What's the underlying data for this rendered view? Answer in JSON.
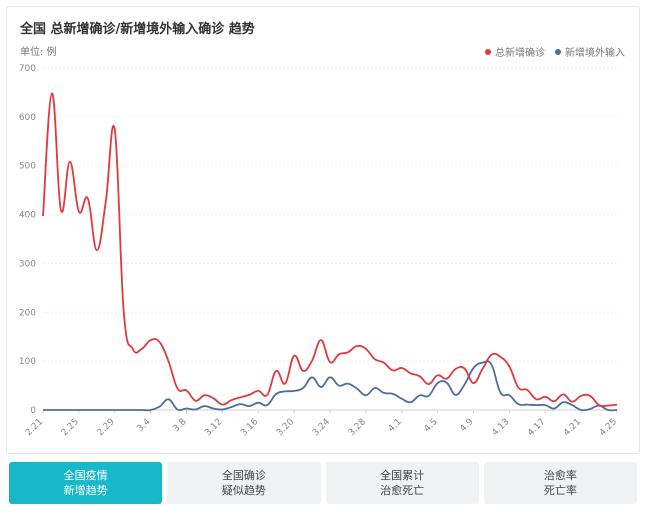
{
  "header": {
    "title": "全国 总新增确诊/新增境外输入确诊 趋势",
    "unit": "单位: 例"
  },
  "legend": [
    {
      "name": "总新增确诊",
      "color": "#e0393e"
    },
    {
      "name": "新增境外输入",
      "color": "#4e6e9a"
    }
  ],
  "tabs": [
    {
      "line1": "全国疫情",
      "line2": "新增趋势",
      "active": true
    },
    {
      "line1": "全国确诊",
      "line2": "疑似趋势",
      "active": false
    },
    {
      "line1": "全国累计",
      "line2": "治愈死亡",
      "active": false
    },
    {
      "line1": "治愈率",
      "line2": "死亡率",
      "active": false
    }
  ],
  "chart_data": {
    "type": "line",
    "x": [
      "2.21",
      "2.22",
      "2.23",
      "2.24",
      "2.25",
      "2.26",
      "2.27",
      "2.28",
      "2.29",
      "3.1",
      "3.2",
      "3.3",
      "3.4",
      "3.5",
      "3.6",
      "3.7",
      "3.8",
      "3.9",
      "3.10",
      "3.11",
      "3.12",
      "3.13",
      "3.14",
      "3.15",
      "3.16",
      "3.17",
      "3.18",
      "3.19",
      "3.20",
      "3.21",
      "3.22",
      "3.23",
      "3.24",
      "3.25",
      "3.26",
      "3.27",
      "3.28",
      "3.29",
      "3.30",
      "3.31",
      "4.1",
      "4.2",
      "4.3",
      "4.4",
      "4.5",
      "4.6",
      "4.7",
      "4.8",
      "4.9",
      "4.10",
      "4.11",
      "4.12",
      "4.13",
      "4.14",
      "4.15",
      "4.16",
      "4.17",
      "4.18",
      "4.19",
      "4.20",
      "4.21",
      "4.22",
      "4.23",
      "4.24",
      "4.25"
    ],
    "xticks": [
      "2.21",
      "2.25",
      "2.29",
      "3.4",
      "3.8",
      "3.12",
      "3.16",
      "3.20",
      "3.24",
      "3.28",
      "4.1",
      "4.5",
      "4.9",
      "4.13",
      "4.17",
      "4.21",
      "4.25"
    ],
    "ylim": [
      0,
      700
    ],
    "yticks": [
      0,
      100,
      200,
      300,
      400,
      500,
      600,
      700
    ],
    "grid": true,
    "legend_position": "top-right",
    "series": [
      {
        "name": "总新增确诊",
        "color": "#e0393e",
        "values": [
          397,
          648,
          409,
          508,
          406,
          433,
          327,
          427,
          573,
          202,
          125,
          125,
          143,
          139,
          99,
          44,
          40,
          19,
          30,
          24,
          11,
          20,
          26,
          31,
          39,
          31,
          80,
          54,
          111,
          80,
          101,
          143,
          98,
          114,
          118,
          131,
          125,
          104,
          97,
          81,
          86,
          75,
          69,
          53,
          71,
          64,
          84,
          85,
          55,
          84,
          113,
          109,
          89,
          46,
          41,
          22,
          27,
          18,
          32,
          17,
          29,
          29,
          10,
          9,
          11
        ]
      },
      {
        "name": "新增境外输入",
        "color": "#4e6e9a",
        "values": [
          0,
          0,
          0,
          0,
          0,
          0,
          0,
          0,
          0,
          0,
          0,
          0,
          0,
          7,
          22,
          1,
          3,
          1,
          8,
          3,
          1,
          6,
          12,
          8,
          15,
          10,
          33,
          38,
          39,
          45,
          67,
          47,
          67,
          50,
          54,
          44,
          30,
          45,
          35,
          33,
          23,
          16,
          30,
          29,
          55,
          56,
          31,
          52,
          86,
          97,
          93,
          36,
          30,
          12,
          11,
          10,
          10,
          3,
          16,
          10,
          0,
          2,
          9,
          0,
          0
        ]
      }
    ]
  }
}
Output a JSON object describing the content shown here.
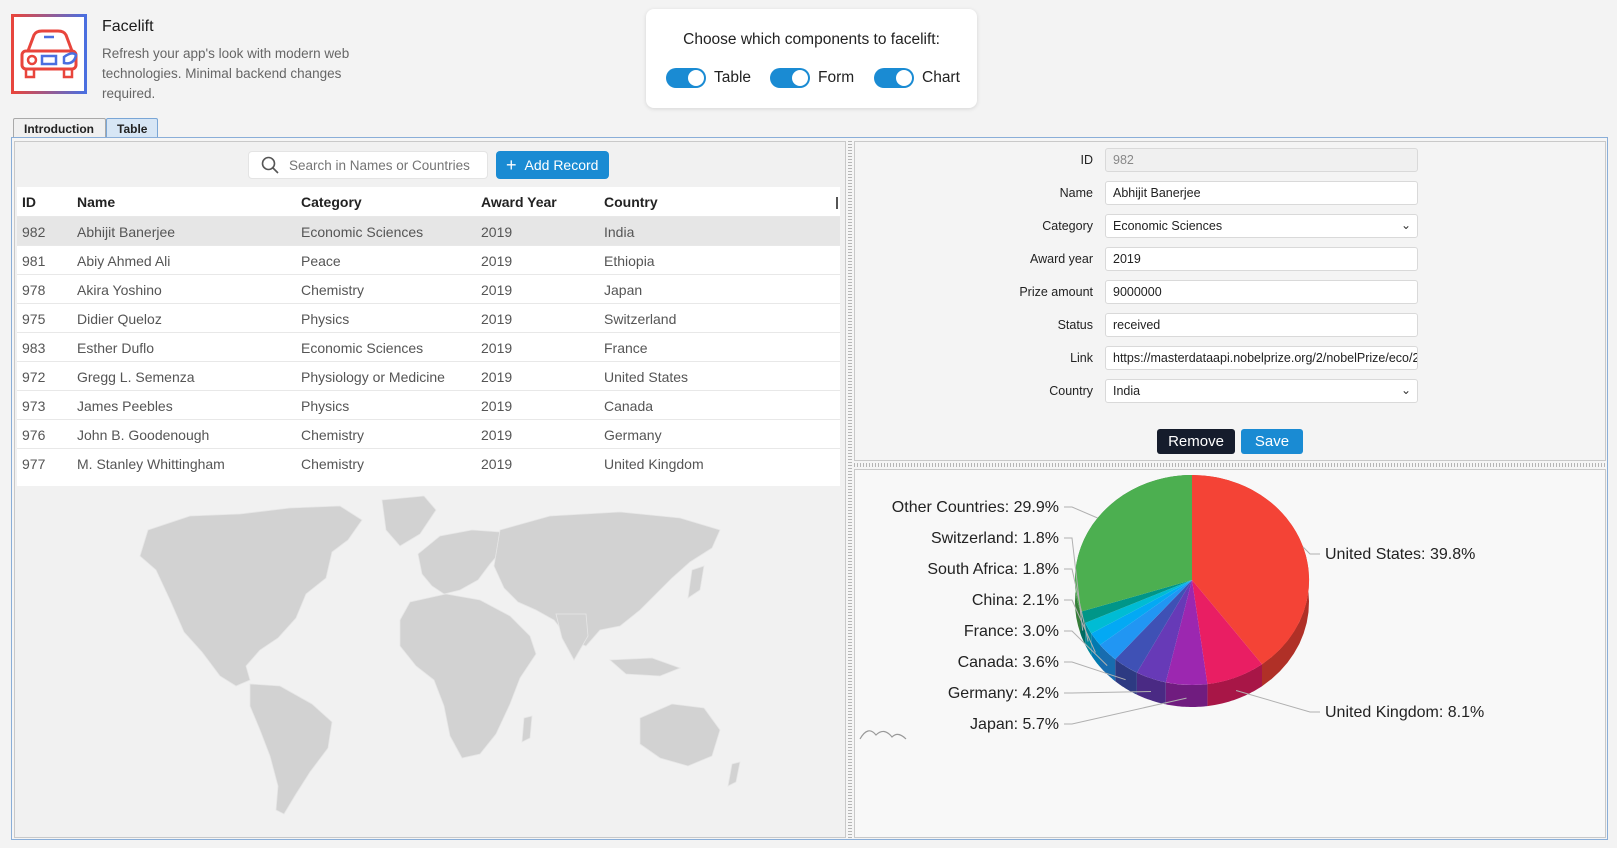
{
  "app": {
    "title": "Facelift",
    "description": "Refresh your app's look with modern web technologies. Minimal backend changes required."
  },
  "toggles": {
    "title": "Choose which components to facelift:",
    "items": [
      {
        "label": "Table",
        "on": true
      },
      {
        "label": "Form",
        "on": true
      },
      {
        "label": "Chart",
        "on": true
      }
    ]
  },
  "tabs": [
    {
      "label": "Introduction",
      "active": false
    },
    {
      "label": "Table",
      "active": true
    }
  ],
  "toolbar": {
    "search_placeholder": "Search in Names or Countries",
    "add_label": "Add Record"
  },
  "table": {
    "columns": [
      "ID",
      "Name",
      "Category",
      "Award Year",
      "Country"
    ],
    "rows": [
      [
        "982",
        "Abhijit Banerjee",
        "Economic Sciences",
        "2019",
        "India"
      ],
      [
        "981",
        "Abiy Ahmed Ali",
        "Peace",
        "2019",
        "Ethiopia"
      ],
      [
        "978",
        "Akira Yoshino",
        "Chemistry",
        "2019",
        "Japan"
      ],
      [
        "975",
        "Didier Queloz",
        "Physics",
        "2019",
        "Switzerland"
      ],
      [
        "983",
        "Esther Duflo",
        "Economic Sciences",
        "2019",
        "France"
      ],
      [
        "972",
        "Gregg L. Semenza",
        "Physiology or Medicine",
        "2019",
        "United States"
      ],
      [
        "973",
        "James Peebles",
        "Physics",
        "2019",
        "Canada"
      ],
      [
        "976",
        "John B. Goodenough",
        "Chemistry",
        "2019",
        "Germany"
      ],
      [
        "977",
        "M. Stanley Whittingham",
        "Chemistry",
        "2019",
        "United Kingdom"
      ]
    ],
    "selected_index": 0
  },
  "form": {
    "id_label": "ID",
    "id_value": "982",
    "name_label": "Name",
    "name_value": "Abhijit Banerjee",
    "category_label": "Category",
    "category_value": "Economic Sciences",
    "year_label": "Award year",
    "year_value": "2019",
    "prize_label": "Prize amount",
    "prize_value": "9000000",
    "status_label": "Status",
    "status_value": "received",
    "link_label": "Link",
    "link_value": "https://masterdataapi.nobelprize.org/2/nobelPrize/eco/2",
    "country_label": "Country",
    "country_value": "India",
    "remove_label": "Remove",
    "save_label": "Save"
  },
  "chart_data": {
    "type": "pie",
    "slices": [
      {
        "label": "United States",
        "value": 39.8,
        "text": "United States: 39.8%",
        "color": "#f44336"
      },
      {
        "label": "United Kingdom",
        "value": 8.1,
        "text": "United Kingdom: 8.1%",
        "color": "#e91e63"
      },
      {
        "label": "Japan",
        "value": 5.7,
        "text": "Japan: 5.7%",
        "color": "#9c27b0"
      },
      {
        "label": "Germany",
        "value": 4.2,
        "text": "Germany: 4.2%",
        "color": "#673ab7"
      },
      {
        "label": "Canada",
        "value": 3.6,
        "text": "Canada: 3.6%",
        "color": "#3f51b5"
      },
      {
        "label": "France",
        "value": 3.0,
        "text": "France: 3.0%",
        "color": "#2196f3"
      },
      {
        "label": "China",
        "value": 2.1,
        "text": "China: 2.1%",
        "color": "#03a9f4"
      },
      {
        "label": "South Africa",
        "value": 1.8,
        "text": "South Africa: 1.8%",
        "color": "#00bcd4"
      },
      {
        "label": "Switzerland",
        "value": 1.8,
        "text": "Switzerland: 1.8%",
        "color": "#009688"
      },
      {
        "label": "Other Countries",
        "value": 29.9,
        "text": "Other Countries: 29.9%",
        "color": "#4caf50"
      }
    ]
  },
  "colors": {
    "accent": "#1a8bd3",
    "dark_button": "#151c2c",
    "map_land": "#d2d2d2"
  }
}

= = = =

What is asked.
Print every record above exactly as written, leaving out the pictures.

Solution to this problem.
What's the underlying data for this rendered view? Answer in JSON.
{
  "header": {
    "title": "全国 总新增确诊/新增境外输入确诊 趋势",
    "unit": "单位: 例"
  },
  "legend": [
    {
      "name": "总新增确诊",
      "color": "#e0393e"
    },
    {
      "name": "新增境外输入",
      "color": "#4e6e9a"
    }
  ],
  "tabs": [
    {
      "line1": "全国疫情",
      "line2": "新增趋势",
      "active": true
    },
    {
      "line1": "全国确诊",
      "line2": "疑似趋势",
      "active": false
    },
    {
      "line1": "全国累计",
      "line2": "治愈死亡",
      "active": false
    },
    {
      "line1": "治愈率",
      "line2": "死亡率",
      "active": false
    }
  ],
  "chart_data": {
    "type": "line",
    "x": [
      "2.21",
      "2.22",
      "2.23",
      "2.24",
      "2.25",
      "2.26",
      "2.27",
      "2.28",
      "2.29",
      "3.1",
      "3.2",
      "3.3",
      "3.4",
      "3.5",
      "3.6",
      "3.7",
      "3.8",
      "3.9",
      "3.10",
      "3.11",
      "3.12",
      "3.13",
      "3.14",
      "3.15",
      "3.16",
      "3.17",
      "3.18",
      "3.19",
      "3.20",
      "3.21",
      "3.22",
      "3.23",
      "3.24",
      "3.25",
      "3.26",
      "3.27",
      "3.28",
      "3.29",
      "3.30",
      "3.31",
      "4.1",
      "4.2",
      "4.3",
      "4.4",
      "4.5",
      "4.6",
      "4.7",
      "4.8",
      "4.9",
      "4.10",
      "4.11",
      "4.12",
      "4.13",
      "4.14",
      "4.15",
      "4.16",
      "4.17",
      "4.18",
      "4.19",
      "4.20",
      "4.21",
      "4.22",
      "4.23",
      "4.24",
      "4.25"
    ],
    "xticks": [
      "2.21",
      "2.25",
      "2.29",
      "3.4",
      "3.8",
      "3.12",
      "3.16",
      "3.20",
      "3.24",
      "3.28",
      "4.1",
      "4.5",
      "4.9",
      "4.13",
      "4.17",
      "4.21",
      "4.25"
    ],
    "ylim": [
      0,
      700
    ],
    "yticks": [
      0,
      100,
      200,
      300,
      400,
      500,
      600,
      700
    ],
    "grid": true,
    "legend_position": "top-right",
    "series": [
      {
        "name": "总新增确诊",
        "color": "#e0393e",
        "values": [
          397,
          648,
          409,
          508,
          406,
          433,
          327,
          427,
          573,
          202,
          125,
          125,
          143,
          139,
          99,
          44,
          40,
          19,
          30,
          24,
          11,
          20,
          26,
          31,
          39,
          31,
          80,
          54,
          111,
          80,
          101,
          143,
          98,
          114,
          118,
          131,
          125,
          104,
          97,
          81,
          86,
          75,
          69,
          53,
          71,
          64,
          84,
          85,
          55,
          84,
          113,
          109,
          89,
          46,
          41,
          22,
          27,
          18,
          32,
          17,
          29,
          29,
          10,
          9,
          11
        ]
      },
      {
        "name": "新增境外输入",
        "color": "#4e6e9a",
        "values": [
          0,
          0,
          0,
          0,
          0,
          0,
          0,
          0,
          0,
          0,
          0,
          0,
          0,
          7,
          22,
          1,
          3,
          1,
          8,
          3,
          1,
          6,
          12,
          8,
          15,
          10,
          33,
          38,
          39,
          45,
          67,
          47,
          67,
          50,
          54,
          44,
          30,
          45,
          35,
          33,
          23,
          16,
          30,
          29,
          55,
          56,
          31,
          52,
          86,
          97,
          93,
          36,
          30,
          12,
          11,
          10,
          10,
          3,
          16,
          10,
          0,
          2,
          9,
          0,
          0
        ]
      }
    ]
  }
}
Output a JSON object describing the content shown here.
{
  "app": {
    "title": "Facelift",
    "description": "Refresh your app's look with modern web technologies. Minimal backend changes required."
  },
  "toggles": {
    "title": "Choose which components to facelift:",
    "items": [
      {
        "label": "Table",
        "on": true
      },
      {
        "label": "Form",
        "on": true
      },
      {
        "label": "Chart",
        "on": true
      }
    ]
  },
  "tabs": [
    {
      "label": "Introduction",
      "active": false
    },
    {
      "label": "Table",
      "active": true
    }
  ],
  "toolbar": {
    "search_placeholder": "Search in Names or Countries",
    "add_label": "Add Record"
  },
  "table": {
    "columns": [
      "ID",
      "Name",
      "Category",
      "Award Year",
      "Country"
    ],
    "rows": [
      [
        "982",
        "Abhijit Banerjee",
        "Economic Sciences",
        "2019",
        "India"
      ],
      [
        "981",
        "Abiy Ahmed Ali",
        "Peace",
        "2019",
        "Ethiopia"
      ],
      [
        "978",
        "Akira Yoshino",
        "Chemistry",
        "2019",
        "Japan"
      ],
      [
        "975",
        "Didier Queloz",
        "Physics",
        "2019",
        "Switzerland"
      ],
      [
        "983",
        "Esther Duflo",
        "Economic Sciences",
        "2019",
        "France"
      ],
      [
        "972",
        "Gregg L. Semenza",
        "Physiology or Medicine",
        "2019",
        "United States"
      ],
      [
        "973",
        "James Peebles",
        "Physics",
        "2019",
        "Canada"
      ],
      [
        "976",
        "John B. Goodenough",
        "Chemistry",
        "2019",
        "Germany"
      ],
      [
        "977",
        "M. Stanley Whittingham",
        "Chemistry",
        "2019",
        "United Kingdom"
      ]
    ],
    "selected_index": 0
  },
  "form": {
    "id_label": "ID",
    "id_value": "982",
    "name_label": "Name",
    "name_value": "Abhijit Banerjee",
    "category_label": "Category",
    "category_value": "Economic Sciences",
    "year_label": "Award year",
    "year_value": "2019",
    "prize_label": "Prize amount",
    "prize_value": "9000000",
    "status_label": "Status",
    "status_value": "received",
    "link_label": "Link",
    "link_value": "https://masterdataapi.nobelprize.org/2/nobelPrize/eco/2",
    "country_label": "Country",
    "country_value": "India",
    "remove_label": "Remove",
    "save_label": "Save"
  },
  "chart_data": {
    "type": "pie",
    "slices": [
      {
        "label": "United States",
        "value": 39.8,
        "text": "United States: 39.8%",
        "color": "#f44336"
      },
      {
        "label": "United Kingdom",
        "value": 8.1,
        "text": "United Kingdom: 8.1%",
        "color": "#e91e63"
      },
      {
        "label": "Japan",
        "value": 5.7,
        "text": "Japan: 5.7%",
        "color": "#9c27b0"
      },
      {
        "label": "Germany",
        "value": 4.2,
        "text": "Germany: 4.2%",
        "color": "#673ab7"
      },
      {
        "label": "Canada",
        "value": 3.6,
        "text": "Canada: 3.6%",
        "color": "#3f51b5"
      },
      {
        "label": "France",
        "value": 3.0,
        "text": "France: 3.0%",
        "color": "#2196f3"
      },
      {
        "label": "China",
        "value": 2.1,
        "text": "China: 2.1%",
        "color": "#03a9f4"
      },
      {
        "label": "South Africa",
        "value": 1.8,
        "text": "South Africa: 1.8%",
        "color": "#00bcd4"
      },
      {
        "label": "Switzerland",
        "value": 1.8,
        "text": "Switzerland: 1.8%",
        "color": "#009688"
      },
      {
        "label": "Other Countries",
        "value": 29.9,
        "text": "Other Countries: 29.9%",
        "color": "#4caf50"
      }
    ]
  },
  "colors": {
    "accent": "#1a8bd3",
    "dark_button": "#151c2c",
    "map_land": "#d2d2d2"
  }
}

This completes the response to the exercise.